─── AVAILABLE DATA ───

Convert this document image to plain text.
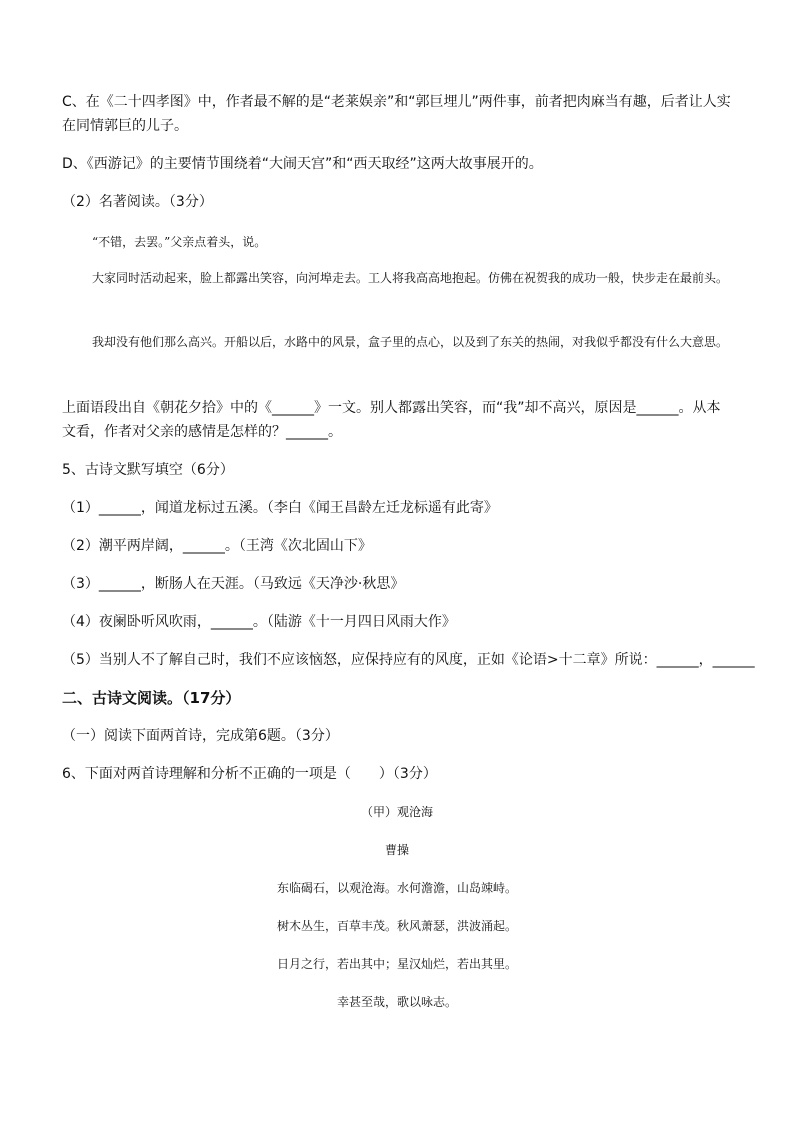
C、在《二十四孝图》中，作者最不解的是“老莱娱亲”和“郭巨埋儿”两件事，前者把肉麻当有趣，后者让人实在同情郭巨的儿子。
D、《西游记》的主要情节围绕着“大闹天宫”和“西天取经”这两大故事展开的。
（2）名著阅读。（3分）
“不错，去罢。”父亲点着头，说。
大家同时活动起来，脸上都露出笑容，向河埠走去。工人将我高高地抱起。仿佛在祝贺我的成功一般，快步走在最前头。
我却没有他们那么高兴。开船以后，水路中的风景，盒子里的点心，以及到了东关的热闹，对我似乎都没有什么大意思。
上面语段出自《朝花夕拾》中的《______》一文。别人都露出笑容，而“我”却不高兴，原因是______。从本文看，作者对父亲的感情是怎样的？______。
5、古诗文默写填空（6分）
（1）______，闻道龙标过五溪。（李白《闻王昌龄左迁龙标遥有此寄》
（2）潮平两岸阔，______。（王湾《次北固山下》
（3）______，断肠人在天涯。（马致远《天净沙·秋思》
（4）夜阑卧听风吹雨，______。（陆游《十一月四日风雨大作》
（5）当别人不了解自己时，我们不应该恼怒，应保持应有的风度，正如《论语>十二章》所说：______，______
二、古诗文阅读。（17分）
（一）阅读下面两首诗，完成第6题。（3分）
6、下面对两首诗理解和分析不正确的一项是（　　）（3分）
（甲）观沧海
曹操
东临碣石，以观沧海。水何澹澹，山岛竦峙。
树木丛生，百草丰茂。秋风萧瑟，洪波涌起。
日月之行，若出其中；星汉灿烂，若出其里。
幸甚至哉，歌以咏志。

───

WHAT IS EXPECTED
Pictures excluded, quote all the data above exactly.

RESULT FOR THIS EXERCISE
Convert this document image to plain text.
C、在《二十四孝图》中，作者最不解的是“老莱娱亲”和“郭巨埋儿”两件事，前者把肉麻当有趣，后者让人实在同情郭巨的儿子。
D、《西游记》的主要情节围绕着“大闹天宫”和“西天取经”这两大故事展开的。
（2）名著阅读。（3分）
“不错，去罢。”父亲点着头，说。
大家同时活动起来，脸上都露出笑容，向河埠走去。工人将我高高地抱起。仿佛在祝贺我的成功一般，快步走在最前头。
我却没有他们那么高兴。开船以后，水路中的风景，盒子里的点心，以及到了东关的热闹，对我似乎都没有什么大意思。
上面语段出自《朝花夕拾》中的《______》一文。别人都露出笑容，而“我”却不高兴，原因是______。从本文看，作者对父亲的感情是怎样的？______。
5、古诗文默写填空（6分）
（1）______，闻道龙标过五溪。（李白《闻王昌龄左迁龙标遥有此寄》
（2）潮平两岸阔，______。（王湾《次北固山下》
（3）______，断肠人在天涯。（马致远《天净沙·秋思》
（4）夜阑卧听风吹雨，______。（陆游《十一月四日风雨大作》
（5）当别人不了解自己时，我们不应该恼怒，应保持应有的风度，正如《论语>十二章》所说：______，______
二、古诗文阅读。（17分）
（一）阅读下面两首诗，完成第6题。（3分）
6、下面对两首诗理解和分析不正确的一项是（　　）（3分）
（甲）观沧海
曹操
东临碣石，以观沧海。水何澹澹，山岛竦峙。
树木丛生，百草丰茂。秋风萧瑟，洪波涌起。
日月之行，若出其中；星汉灿烂，若出其里。
幸甚至哉，歌以咏志。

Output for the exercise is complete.